● Trecho para leitura
——
LUIZ ANTONIO FLEURY FILHO

Está valendo a pena. E a maioria esmagadora da sociedade concorda: o desafio do Plano Real está valendo a pena, sim. O que se precisa é impedir que as teses negativistas dominem os meios de comunicação, ganhem as ruas e vençam os debates acadêmicos.
Tenho acompanhado, apreensivo, declarações de renomados economistas de que o Plano Real acabou, em sintonia com o estardalhaço feito por seus padrinhos políticos segundo os quais o governo FHC inexiste.
Não é justo dizer que um governo empossado há cem dias está no final, fomentando-se candidaturas prematuras à sucessão do atual presidente e orquestrando-se de norte a sul campanhas de desestabilização do Plano Real.
Particularmente entendo que o Plano Real está bem estruturado, embora precise sofrer algumas correções. Afinal, o programa de estabilidade econômica em andamento foi gestado num momento diferente do atual. Não havia a crise do México e da Argentina. Mas se usar a crise cambial, que pode ser contornada, para dizer que o Real acabou é um desserviço à nação e se choca contra a vontade popular.
Os mais pobres e desprotegidos contra a ciranda financeira desejam que o Plano Real dê certo. Os que convivem no dia-a-dia com os problemas da população sabem o que significa a estabilidade de preços. A dona de casa que paga há meses o mesmo preço pelo pãozinho sabe do que estou falando.
Felizmente, as previsões mais apocalípticas sobre os destinos do país acabaram não se confirmando. Como se viu, "praga de urubu velho não mata cavalo gordo", como se diz no interior, e o Plano Real continua a gozar de boa saúde. Basta ver que a inflação continua contida em torno de 2% ao mês.
É verdade que manter a inflação baixa não é tudo. Precisamos de medidas que recoloquem a economia brasileira no caminho do crescimento, com a abertura de novos empregos, já que sabemos da necessidade de gerar 2 milhões de novos postos anualmente para garantirmos o acesso ao trabalho dos jovens que estão chegando ao mercado.
Na verdade, essa postura pessimista que domina a elite brasileira, não apenas a detentora do poder econômico, mas especialmente a que comanda de forma coronelista a direção de alguns partidos e a que manipula há décadas o movimento sindical, precisa ser derrotada, assim como foram banidos da vida nacional alguns dogmas até pouco tempo considerados intransponíveis.
Há os que têm a vocação para a construção e há os que têm apenas propósitos negativistas, de implodir as pontes que poderiam nos levar a um porto mais seguro. Uns se erguem cedo para a luta de todos os dias. Outros passam a vida sentados e, como dizia Antonio Carlos Jobim, "sempre criticando quem trabalha, sempre tocando fogo no mato, sempre falando mal de São Paulo".
——
● Registros
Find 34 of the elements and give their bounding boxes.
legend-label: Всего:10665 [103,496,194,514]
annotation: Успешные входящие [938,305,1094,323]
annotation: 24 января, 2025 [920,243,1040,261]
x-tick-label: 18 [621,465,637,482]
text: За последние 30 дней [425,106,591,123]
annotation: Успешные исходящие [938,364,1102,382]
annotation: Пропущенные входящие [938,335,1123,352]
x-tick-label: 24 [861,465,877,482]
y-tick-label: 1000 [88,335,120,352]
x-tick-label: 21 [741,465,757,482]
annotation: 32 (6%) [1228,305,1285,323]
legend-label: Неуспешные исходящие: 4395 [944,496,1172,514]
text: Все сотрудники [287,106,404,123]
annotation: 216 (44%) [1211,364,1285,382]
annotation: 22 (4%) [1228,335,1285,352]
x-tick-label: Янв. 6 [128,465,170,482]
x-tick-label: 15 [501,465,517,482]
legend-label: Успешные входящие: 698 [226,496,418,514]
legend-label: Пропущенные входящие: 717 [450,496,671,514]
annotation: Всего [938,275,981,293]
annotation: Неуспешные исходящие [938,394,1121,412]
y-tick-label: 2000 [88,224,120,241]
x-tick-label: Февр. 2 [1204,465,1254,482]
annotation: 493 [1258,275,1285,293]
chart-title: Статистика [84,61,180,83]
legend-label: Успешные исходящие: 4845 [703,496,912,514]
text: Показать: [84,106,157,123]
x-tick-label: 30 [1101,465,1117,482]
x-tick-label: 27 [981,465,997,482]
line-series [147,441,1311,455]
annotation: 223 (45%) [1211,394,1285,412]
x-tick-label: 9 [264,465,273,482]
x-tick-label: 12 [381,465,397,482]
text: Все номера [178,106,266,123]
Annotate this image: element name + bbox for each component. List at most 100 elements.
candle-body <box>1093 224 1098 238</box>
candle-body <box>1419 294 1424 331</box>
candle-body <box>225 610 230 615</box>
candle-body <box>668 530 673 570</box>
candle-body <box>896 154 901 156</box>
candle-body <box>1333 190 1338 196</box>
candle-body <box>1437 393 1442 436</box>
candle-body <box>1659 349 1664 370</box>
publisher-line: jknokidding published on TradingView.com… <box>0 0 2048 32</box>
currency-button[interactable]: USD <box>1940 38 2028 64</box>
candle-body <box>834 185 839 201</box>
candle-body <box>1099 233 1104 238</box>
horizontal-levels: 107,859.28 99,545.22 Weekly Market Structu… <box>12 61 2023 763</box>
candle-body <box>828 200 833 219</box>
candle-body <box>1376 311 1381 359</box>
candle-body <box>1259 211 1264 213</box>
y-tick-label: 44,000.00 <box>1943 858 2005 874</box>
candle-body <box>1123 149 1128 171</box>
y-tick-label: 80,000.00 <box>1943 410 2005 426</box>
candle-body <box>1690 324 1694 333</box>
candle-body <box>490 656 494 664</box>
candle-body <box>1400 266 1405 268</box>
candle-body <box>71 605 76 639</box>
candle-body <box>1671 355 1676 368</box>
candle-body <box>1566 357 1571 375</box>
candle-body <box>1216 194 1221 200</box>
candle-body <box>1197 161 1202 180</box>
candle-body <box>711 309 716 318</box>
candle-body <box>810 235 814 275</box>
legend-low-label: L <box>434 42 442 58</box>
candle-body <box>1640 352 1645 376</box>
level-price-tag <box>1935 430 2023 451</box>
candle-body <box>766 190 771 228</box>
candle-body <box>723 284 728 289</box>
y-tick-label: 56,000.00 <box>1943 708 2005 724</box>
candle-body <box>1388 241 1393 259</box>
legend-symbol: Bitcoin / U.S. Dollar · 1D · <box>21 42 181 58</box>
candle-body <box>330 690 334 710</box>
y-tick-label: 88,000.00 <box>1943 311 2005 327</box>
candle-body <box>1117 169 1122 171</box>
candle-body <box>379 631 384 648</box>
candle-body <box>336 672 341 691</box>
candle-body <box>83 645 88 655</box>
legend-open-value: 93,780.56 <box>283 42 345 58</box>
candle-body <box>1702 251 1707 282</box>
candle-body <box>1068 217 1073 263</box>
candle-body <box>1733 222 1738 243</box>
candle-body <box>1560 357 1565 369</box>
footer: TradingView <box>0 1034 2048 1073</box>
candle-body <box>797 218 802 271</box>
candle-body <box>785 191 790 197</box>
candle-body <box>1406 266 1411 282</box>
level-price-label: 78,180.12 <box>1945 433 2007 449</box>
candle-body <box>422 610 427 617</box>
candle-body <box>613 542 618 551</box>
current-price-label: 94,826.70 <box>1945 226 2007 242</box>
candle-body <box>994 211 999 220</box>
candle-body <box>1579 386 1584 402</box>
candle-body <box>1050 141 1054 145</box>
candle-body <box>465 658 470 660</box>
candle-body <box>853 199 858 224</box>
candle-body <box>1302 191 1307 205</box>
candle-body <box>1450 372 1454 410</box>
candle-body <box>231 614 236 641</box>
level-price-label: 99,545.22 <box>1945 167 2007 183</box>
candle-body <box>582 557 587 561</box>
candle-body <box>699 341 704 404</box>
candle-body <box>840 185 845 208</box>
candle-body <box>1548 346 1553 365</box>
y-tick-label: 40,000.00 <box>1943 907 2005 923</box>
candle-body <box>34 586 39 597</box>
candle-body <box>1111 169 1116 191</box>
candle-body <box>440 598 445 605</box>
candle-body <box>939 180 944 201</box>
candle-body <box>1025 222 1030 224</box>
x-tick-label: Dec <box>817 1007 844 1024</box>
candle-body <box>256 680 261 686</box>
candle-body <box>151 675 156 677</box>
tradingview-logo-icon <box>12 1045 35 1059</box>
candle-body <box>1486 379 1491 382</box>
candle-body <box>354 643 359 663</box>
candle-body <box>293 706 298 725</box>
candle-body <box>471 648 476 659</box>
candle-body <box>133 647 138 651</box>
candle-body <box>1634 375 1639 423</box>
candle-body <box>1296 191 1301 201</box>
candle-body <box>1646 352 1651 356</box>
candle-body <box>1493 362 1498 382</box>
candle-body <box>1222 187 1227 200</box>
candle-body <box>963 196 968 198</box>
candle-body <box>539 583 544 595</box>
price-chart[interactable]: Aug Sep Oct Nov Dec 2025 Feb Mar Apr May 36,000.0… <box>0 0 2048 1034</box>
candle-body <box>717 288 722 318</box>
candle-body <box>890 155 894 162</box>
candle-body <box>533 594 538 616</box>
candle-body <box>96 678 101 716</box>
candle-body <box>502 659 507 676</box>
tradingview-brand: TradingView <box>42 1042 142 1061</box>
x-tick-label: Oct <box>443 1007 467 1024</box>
——
● Tarefas
A: De acordo com o trecho sobre o Plano Real, em que patamar mensal a inflação continua contida?
B: Nos registros, do início até a linha que contém "x-tick-label: 21 [741,465,757,482]", inclusive, troque "annotation" por "anotação" e reproduza somente essas linhas, sem qualquer outra alteração.
Os registros não guardam relação alguma com o trecho para leitura.

● As respostas
A: Em torno de 2% ao mês.

B:
Find 34 of the elements and give their bounding boxes.
legend-label: Всего:10665 [103,496,194,514]
anotação: Успешные входящие [938,305,1094,323]
anotação: 24 января, 2025 [920,243,1040,261]
x-tick-label: 18 [621,465,637,482]
text: За последние 30 дней [425,106,591,123]
anotação: Успешные исходящие [938,364,1102,382]
anotação: Пропущенные входящие [938,335,1123,352]
x-tick-label: 24 [861,465,877,482]
y-tick-label: 1000 [88,335,120,352]
x-tick-label: 21 [741,465,757,482]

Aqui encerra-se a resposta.